#### SHORT TASK:
Using the listing beneath this task, count the lines with the word "problems" and write only the result.

══════════════════════════════

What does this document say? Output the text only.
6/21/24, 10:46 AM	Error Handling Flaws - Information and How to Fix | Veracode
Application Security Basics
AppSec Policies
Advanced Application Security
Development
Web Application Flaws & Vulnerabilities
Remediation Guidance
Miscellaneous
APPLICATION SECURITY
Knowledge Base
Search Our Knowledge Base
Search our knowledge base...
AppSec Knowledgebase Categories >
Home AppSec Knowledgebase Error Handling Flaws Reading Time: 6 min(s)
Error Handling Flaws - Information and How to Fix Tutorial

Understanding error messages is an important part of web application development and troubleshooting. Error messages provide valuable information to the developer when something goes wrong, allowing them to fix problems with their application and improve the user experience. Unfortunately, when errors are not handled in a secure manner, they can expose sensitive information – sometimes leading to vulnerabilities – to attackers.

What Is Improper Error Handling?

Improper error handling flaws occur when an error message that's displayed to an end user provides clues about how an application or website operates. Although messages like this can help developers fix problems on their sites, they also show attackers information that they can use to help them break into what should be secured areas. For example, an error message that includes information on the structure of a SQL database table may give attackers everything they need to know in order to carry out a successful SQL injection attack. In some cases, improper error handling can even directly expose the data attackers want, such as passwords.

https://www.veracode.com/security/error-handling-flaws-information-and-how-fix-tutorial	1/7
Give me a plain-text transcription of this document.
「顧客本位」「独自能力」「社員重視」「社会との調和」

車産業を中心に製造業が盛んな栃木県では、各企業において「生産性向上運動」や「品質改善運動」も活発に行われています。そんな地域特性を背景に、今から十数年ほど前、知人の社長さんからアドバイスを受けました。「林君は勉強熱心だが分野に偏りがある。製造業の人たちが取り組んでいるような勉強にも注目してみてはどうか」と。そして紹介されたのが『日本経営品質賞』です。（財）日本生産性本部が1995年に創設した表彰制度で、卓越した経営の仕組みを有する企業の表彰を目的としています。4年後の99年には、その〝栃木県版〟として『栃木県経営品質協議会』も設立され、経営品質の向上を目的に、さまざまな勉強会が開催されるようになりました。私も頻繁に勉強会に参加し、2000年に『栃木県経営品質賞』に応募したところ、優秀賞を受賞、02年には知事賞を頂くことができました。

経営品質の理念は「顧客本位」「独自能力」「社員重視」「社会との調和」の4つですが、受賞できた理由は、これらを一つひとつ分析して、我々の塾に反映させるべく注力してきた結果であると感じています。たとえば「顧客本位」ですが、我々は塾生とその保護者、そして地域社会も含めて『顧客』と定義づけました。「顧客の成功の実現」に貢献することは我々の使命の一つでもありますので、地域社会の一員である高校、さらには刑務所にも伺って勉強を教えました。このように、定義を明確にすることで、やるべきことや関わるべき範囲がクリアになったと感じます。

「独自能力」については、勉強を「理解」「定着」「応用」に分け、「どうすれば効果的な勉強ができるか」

══════════════════════════════

#### WRITTEN RESPONSE:
2